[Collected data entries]
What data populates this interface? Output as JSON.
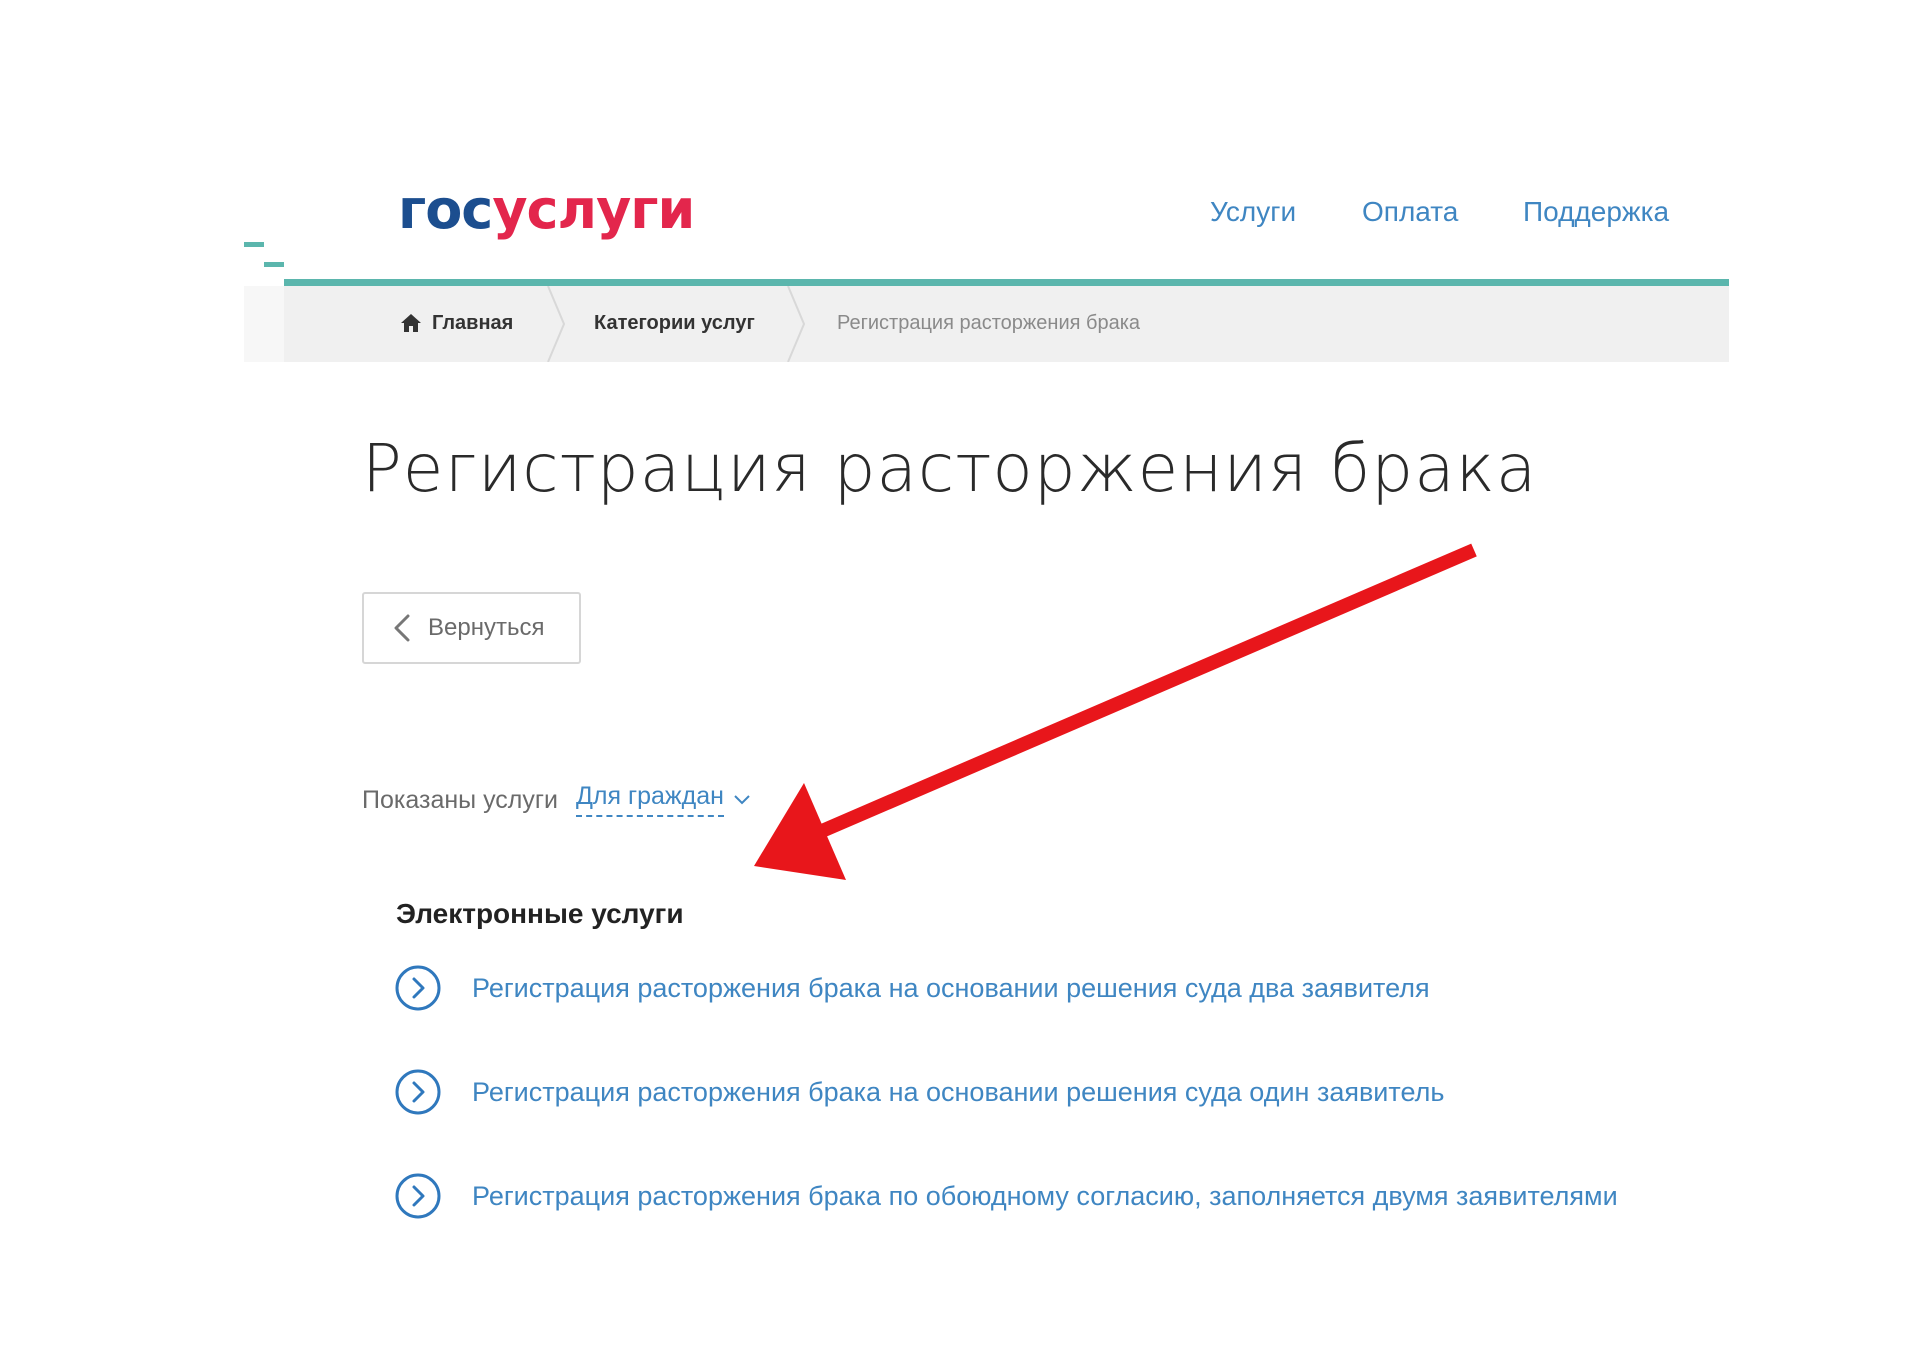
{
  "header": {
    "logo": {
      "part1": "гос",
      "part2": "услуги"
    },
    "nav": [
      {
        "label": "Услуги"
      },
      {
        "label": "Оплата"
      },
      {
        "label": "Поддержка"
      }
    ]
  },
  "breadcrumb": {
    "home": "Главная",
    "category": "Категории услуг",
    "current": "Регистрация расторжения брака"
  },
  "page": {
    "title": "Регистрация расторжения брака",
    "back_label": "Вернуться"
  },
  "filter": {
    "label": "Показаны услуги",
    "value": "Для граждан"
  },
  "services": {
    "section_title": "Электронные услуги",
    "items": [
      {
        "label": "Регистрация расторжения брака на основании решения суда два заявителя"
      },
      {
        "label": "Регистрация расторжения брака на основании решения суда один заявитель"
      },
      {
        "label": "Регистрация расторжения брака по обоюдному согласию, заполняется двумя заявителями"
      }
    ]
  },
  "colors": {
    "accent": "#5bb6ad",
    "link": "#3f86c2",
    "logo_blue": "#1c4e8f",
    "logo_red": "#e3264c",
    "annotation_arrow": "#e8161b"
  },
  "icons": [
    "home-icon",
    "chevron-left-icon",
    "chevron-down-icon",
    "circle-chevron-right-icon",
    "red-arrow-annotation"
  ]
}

Your task:
Show each line of the listing that holds the string "Регистрация".

Worked solution:
    "current": "Регистрация расторжения брака"
    "title": "Регистрация расторжения брака",
        "label": "Регистрация расторжения брака на основании решения суда два заявителя"
        "label": "Регистрация расторжения брака на основании решения суда один заявитель"
        "label": "Регистрация расторжения брака по обоюдному согласию, заполняется двумя заявителями"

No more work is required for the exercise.